### Job
Could you write out every record below exactly, leaving out any pictures?

(Data items)
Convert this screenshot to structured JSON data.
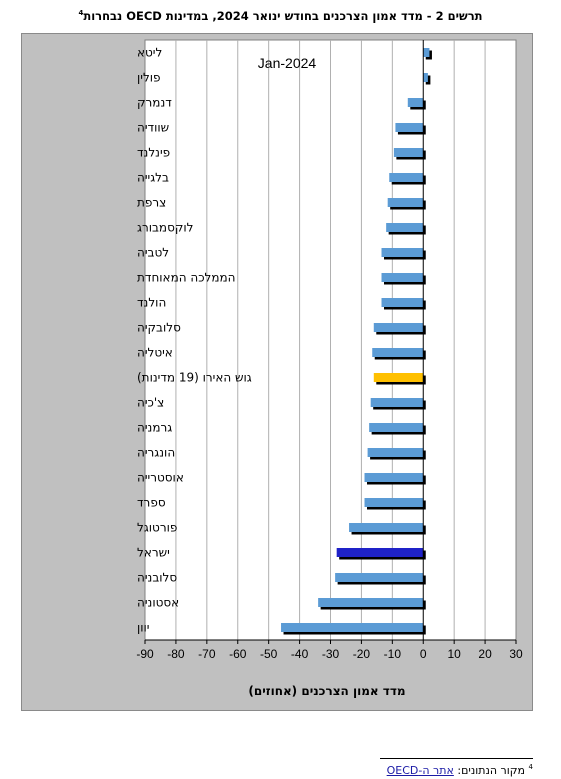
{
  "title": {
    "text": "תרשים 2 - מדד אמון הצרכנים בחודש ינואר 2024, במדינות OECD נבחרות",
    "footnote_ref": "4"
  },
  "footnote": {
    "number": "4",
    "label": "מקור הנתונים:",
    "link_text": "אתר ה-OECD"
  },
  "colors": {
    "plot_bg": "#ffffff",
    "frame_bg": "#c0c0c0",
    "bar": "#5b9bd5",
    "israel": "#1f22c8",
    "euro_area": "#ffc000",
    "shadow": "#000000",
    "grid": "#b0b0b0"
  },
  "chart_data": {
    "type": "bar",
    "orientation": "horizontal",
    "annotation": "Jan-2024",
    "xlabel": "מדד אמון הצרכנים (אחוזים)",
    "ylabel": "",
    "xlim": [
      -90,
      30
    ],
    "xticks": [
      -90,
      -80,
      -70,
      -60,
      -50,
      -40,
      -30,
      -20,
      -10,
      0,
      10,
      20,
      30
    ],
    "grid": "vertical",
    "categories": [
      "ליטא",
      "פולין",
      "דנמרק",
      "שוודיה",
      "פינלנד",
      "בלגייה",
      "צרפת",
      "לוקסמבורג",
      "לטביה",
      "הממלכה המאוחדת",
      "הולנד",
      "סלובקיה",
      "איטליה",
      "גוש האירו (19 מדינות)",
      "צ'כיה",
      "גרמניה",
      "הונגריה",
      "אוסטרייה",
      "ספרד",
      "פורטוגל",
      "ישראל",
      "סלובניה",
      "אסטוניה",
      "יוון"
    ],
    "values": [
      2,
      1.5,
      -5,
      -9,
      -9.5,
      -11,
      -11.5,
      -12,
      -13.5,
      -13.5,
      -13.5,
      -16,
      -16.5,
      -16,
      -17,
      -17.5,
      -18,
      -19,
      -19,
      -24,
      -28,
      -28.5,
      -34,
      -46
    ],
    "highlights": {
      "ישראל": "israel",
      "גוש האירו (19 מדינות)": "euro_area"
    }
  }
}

### Correct response
Convert this screenshot to structured JSON data.
{
  "title": {
    "text": "תרשים 2 - מדד אמון הצרכנים בחודש ינואר 2024, במדינות OECD נבחרות",
    "footnote_ref": "4"
  },
  "footnote": {
    "number": "4",
    "label": "מקור הנתונים:",
    "link_text": "אתר ה-OECD"
  },
  "colors": {
    "plot_bg": "#ffffff",
    "frame_bg": "#c0c0c0",
    "bar": "#5b9bd5",
    "israel": "#1f22c8",
    "euro_area": "#ffc000",
    "shadow": "#000000",
    "grid": "#b0b0b0"
  },
  "chart_data": {
    "type": "bar",
    "orientation": "horizontal",
    "annotation": "Jan-2024",
    "xlabel": "מדד אמון הצרכנים (אחוזים)",
    "ylabel": "",
    "xlim": [
      -90,
      30
    ],
    "xticks": [
      -90,
      -80,
      -70,
      -60,
      -50,
      -40,
      -30,
      -20,
      -10,
      0,
      10,
      20,
      30
    ],
    "grid": "vertical",
    "categories": [
      "ליטא",
      "פולין",
      "דנמרק",
      "שוודיה",
      "פינלנד",
      "בלגייה",
      "צרפת",
      "לוקסמבורג",
      "לטביה",
      "הממלכה המאוחדת",
      "הולנד",
      "סלובקיה",
      "איטליה",
      "גוש האירו (19 מדינות)",
      "צ'כיה",
      "גרמניה",
      "הונגריה",
      "אוסטרייה",
      "ספרד",
      "פורטוגל",
      "ישראל",
      "סלובניה",
      "אסטוניה",
      "יוון"
    ],
    "values": [
      2,
      1.5,
      -5,
      -9,
      -9.5,
      -11,
      -11.5,
      -12,
      -13.5,
      -13.5,
      -13.5,
      -16,
      -16.5,
      -16,
      -17,
      -17.5,
      -18,
      -19,
      -19,
      -24,
      -28,
      -28.5,
      -34,
      -46
    ],
    "highlights": {
      "ישראל": "israel",
      "גוש האירו (19 מדינות)": "euro_area"
    }
  }
}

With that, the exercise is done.